-- START Data for the task --

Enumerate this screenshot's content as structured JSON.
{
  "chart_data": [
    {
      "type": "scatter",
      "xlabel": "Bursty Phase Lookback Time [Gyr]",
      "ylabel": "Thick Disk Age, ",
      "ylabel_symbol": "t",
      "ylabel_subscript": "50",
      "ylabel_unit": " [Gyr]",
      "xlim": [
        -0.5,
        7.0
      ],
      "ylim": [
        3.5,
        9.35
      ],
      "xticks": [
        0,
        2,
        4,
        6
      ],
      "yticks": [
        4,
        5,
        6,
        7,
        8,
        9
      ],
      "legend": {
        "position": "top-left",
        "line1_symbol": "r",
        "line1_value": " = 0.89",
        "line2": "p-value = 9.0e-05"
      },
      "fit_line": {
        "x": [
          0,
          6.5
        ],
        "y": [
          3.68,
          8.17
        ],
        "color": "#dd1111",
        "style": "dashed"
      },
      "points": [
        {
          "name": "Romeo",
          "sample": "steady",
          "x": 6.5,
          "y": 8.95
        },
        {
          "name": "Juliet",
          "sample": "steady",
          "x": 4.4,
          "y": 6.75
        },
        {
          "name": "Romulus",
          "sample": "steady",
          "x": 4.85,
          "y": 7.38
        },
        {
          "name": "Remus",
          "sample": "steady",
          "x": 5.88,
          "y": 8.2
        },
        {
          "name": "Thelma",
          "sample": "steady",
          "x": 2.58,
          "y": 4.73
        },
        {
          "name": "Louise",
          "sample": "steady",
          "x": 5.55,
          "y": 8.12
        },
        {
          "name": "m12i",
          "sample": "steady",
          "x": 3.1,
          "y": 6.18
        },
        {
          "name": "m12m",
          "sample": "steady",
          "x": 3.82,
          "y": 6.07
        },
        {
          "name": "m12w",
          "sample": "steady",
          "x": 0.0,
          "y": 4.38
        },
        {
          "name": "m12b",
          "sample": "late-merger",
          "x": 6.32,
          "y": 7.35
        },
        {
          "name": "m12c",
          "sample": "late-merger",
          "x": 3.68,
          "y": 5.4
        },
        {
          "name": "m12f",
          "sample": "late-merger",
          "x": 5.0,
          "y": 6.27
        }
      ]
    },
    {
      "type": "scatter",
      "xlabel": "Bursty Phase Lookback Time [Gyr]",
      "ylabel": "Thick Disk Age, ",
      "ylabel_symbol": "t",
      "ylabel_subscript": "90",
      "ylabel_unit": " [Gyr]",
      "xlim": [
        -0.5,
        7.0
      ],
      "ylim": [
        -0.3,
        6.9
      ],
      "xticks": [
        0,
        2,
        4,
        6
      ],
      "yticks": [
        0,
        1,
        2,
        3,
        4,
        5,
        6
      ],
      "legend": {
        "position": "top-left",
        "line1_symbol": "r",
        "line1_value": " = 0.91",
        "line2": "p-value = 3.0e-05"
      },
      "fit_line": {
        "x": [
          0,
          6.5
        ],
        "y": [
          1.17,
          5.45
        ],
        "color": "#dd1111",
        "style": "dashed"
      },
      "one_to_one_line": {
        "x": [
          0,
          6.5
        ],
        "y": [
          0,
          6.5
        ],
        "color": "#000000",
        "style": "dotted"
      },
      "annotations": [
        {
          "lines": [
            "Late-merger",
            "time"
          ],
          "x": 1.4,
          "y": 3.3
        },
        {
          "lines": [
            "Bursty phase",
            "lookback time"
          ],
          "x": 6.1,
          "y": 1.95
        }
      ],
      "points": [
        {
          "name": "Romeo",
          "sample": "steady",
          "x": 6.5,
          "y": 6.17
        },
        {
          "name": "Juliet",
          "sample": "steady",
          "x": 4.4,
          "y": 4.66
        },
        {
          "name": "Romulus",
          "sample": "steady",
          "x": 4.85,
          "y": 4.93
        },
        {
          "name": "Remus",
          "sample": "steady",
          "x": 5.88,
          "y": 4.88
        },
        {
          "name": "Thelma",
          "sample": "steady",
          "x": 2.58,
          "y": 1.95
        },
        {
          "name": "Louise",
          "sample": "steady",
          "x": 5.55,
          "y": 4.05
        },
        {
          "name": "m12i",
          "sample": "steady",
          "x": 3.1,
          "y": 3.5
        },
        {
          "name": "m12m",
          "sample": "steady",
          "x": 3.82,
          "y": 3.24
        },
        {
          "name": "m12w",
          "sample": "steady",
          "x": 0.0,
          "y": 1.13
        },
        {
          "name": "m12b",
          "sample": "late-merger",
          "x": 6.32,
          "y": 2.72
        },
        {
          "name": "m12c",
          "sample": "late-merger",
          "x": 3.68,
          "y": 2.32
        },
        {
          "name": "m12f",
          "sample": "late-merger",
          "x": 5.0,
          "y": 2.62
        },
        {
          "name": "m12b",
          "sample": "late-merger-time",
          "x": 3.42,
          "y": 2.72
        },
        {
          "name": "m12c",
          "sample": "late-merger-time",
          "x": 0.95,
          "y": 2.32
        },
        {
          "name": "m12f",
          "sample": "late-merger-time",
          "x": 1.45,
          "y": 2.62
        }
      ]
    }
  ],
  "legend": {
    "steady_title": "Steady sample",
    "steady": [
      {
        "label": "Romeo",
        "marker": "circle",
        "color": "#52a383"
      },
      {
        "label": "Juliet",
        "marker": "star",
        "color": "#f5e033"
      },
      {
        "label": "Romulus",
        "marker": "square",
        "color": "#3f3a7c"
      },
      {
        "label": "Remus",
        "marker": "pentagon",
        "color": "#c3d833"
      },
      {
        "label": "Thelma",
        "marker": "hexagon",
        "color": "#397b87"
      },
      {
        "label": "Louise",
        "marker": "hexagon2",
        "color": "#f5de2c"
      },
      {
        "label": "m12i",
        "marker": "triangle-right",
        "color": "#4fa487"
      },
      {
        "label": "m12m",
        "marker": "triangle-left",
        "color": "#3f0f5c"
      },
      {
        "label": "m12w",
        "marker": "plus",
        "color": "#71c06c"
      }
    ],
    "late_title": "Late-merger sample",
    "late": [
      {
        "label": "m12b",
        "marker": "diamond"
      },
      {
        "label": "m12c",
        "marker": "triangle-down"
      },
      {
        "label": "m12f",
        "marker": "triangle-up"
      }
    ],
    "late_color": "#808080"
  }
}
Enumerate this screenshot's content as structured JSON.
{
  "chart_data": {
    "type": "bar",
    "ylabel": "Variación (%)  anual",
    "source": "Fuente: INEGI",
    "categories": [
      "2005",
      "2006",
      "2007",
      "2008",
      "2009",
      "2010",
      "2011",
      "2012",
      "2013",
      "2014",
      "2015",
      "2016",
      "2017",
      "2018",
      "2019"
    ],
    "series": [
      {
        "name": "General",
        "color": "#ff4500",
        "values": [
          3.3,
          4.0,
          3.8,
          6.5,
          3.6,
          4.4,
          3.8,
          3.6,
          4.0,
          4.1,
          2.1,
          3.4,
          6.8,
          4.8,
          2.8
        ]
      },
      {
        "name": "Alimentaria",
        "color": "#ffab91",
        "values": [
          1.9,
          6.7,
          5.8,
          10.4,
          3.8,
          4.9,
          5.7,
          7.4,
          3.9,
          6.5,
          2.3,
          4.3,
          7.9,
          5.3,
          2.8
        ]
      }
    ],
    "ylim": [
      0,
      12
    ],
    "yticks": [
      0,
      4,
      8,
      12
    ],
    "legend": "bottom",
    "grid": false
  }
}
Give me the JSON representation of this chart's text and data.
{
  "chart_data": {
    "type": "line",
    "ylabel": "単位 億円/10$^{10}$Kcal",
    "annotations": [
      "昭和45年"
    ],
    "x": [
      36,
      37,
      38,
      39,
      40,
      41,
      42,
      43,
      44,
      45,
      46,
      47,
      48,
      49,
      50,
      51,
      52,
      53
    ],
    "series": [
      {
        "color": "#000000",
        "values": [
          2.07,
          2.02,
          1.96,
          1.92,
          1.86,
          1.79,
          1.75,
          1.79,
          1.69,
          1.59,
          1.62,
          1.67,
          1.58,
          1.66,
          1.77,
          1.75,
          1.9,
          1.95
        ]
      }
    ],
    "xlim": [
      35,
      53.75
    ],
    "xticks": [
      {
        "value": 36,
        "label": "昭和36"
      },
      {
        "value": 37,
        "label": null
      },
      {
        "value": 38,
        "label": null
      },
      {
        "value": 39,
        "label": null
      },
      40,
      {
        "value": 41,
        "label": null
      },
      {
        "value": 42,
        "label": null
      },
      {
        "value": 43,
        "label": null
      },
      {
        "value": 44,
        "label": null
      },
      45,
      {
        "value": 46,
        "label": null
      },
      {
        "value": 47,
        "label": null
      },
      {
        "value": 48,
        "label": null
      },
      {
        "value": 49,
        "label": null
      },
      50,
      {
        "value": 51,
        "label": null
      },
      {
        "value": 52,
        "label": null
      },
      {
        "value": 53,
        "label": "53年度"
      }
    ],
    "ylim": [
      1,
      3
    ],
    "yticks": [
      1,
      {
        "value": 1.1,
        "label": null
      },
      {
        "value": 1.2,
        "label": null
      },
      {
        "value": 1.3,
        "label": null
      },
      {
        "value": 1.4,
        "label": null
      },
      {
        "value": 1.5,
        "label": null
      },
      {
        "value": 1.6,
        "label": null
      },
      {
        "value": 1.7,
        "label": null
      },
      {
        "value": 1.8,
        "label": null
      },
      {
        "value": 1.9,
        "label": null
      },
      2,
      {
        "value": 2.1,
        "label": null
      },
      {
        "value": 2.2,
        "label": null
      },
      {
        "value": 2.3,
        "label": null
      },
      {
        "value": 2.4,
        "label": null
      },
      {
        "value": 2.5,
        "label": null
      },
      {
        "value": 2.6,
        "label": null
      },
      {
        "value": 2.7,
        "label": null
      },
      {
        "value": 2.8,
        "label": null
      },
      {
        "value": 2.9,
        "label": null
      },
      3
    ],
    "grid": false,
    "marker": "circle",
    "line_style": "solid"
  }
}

-- END Data for the task --

Task brief: Count every line bearing the word "legend"; report the total only.

Finished task: 4